WORK INSTRUCTIONS :: Restate the whole listing word for word. Pictures are left out.

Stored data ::
——————————
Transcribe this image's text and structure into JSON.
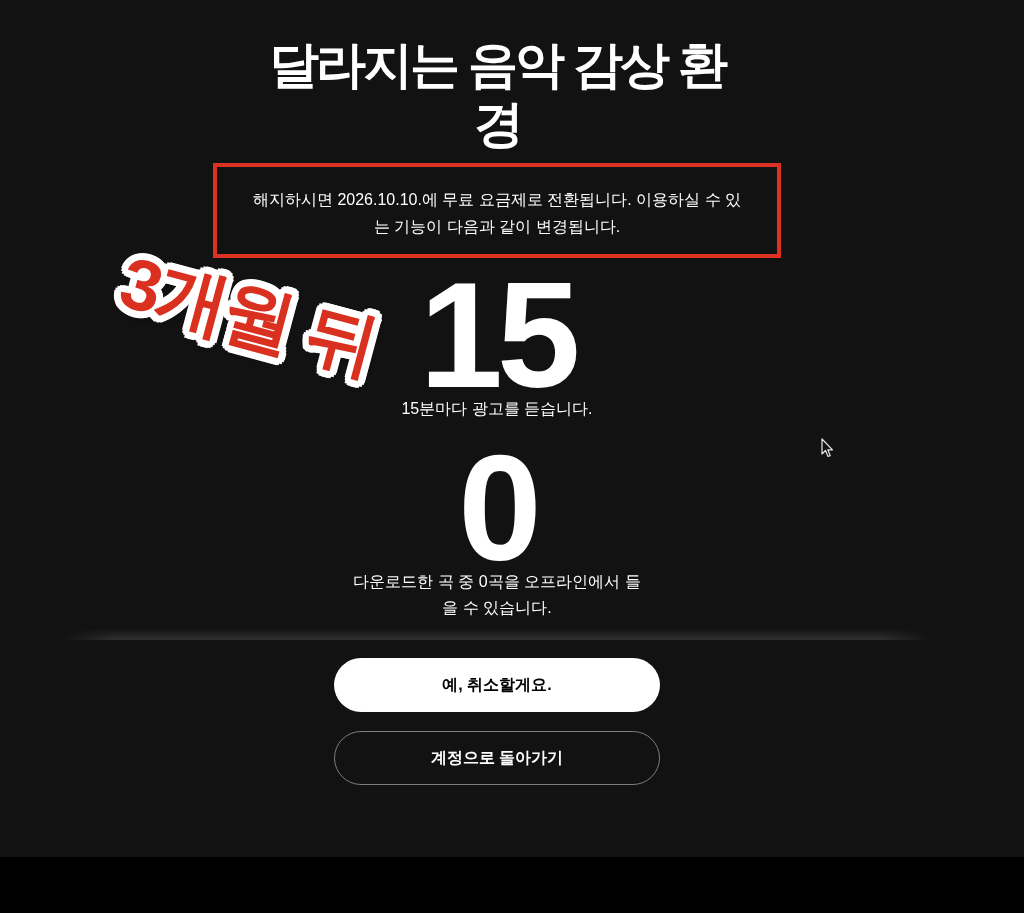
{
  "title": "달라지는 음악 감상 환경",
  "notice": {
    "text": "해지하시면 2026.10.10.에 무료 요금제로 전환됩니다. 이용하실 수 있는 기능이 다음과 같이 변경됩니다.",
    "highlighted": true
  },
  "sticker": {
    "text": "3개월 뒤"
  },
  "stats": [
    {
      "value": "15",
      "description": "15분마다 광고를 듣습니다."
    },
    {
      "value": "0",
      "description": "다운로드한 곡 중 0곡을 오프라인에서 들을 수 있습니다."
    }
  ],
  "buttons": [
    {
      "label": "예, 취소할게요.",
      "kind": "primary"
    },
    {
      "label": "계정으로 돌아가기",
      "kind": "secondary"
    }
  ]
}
——————————
EXERCISE ANSWER ::
Transcribe this image's text and structure into JSON.
{
  "title": "달라지는 음악 감상 환경",
  "notice": {
    "text": "해지하시면 2026.10.10.에 무료 요금제로 전환됩니다. 이용하실 수 있는 기능이 다음과 같이 변경됩니다.",
    "highlighted": true
  },
  "sticker": {
    "text": "3개월 뒤"
  },
  "stats": [
    {
      "value": "15",
      "description": "15분마다 광고를 듣습니다."
    },
    {
      "value": "0",
      "description": "다운로드한 곡 중 0곡을 오프라인에서 들을 수 있습니다."
    }
  ],
  "buttons": [
    {
      "label": "예, 취소할게요.",
      "kind": "primary"
    },
    {
      "label": "계정으로 돌아가기",
      "kind": "secondary"
    }
  ]
}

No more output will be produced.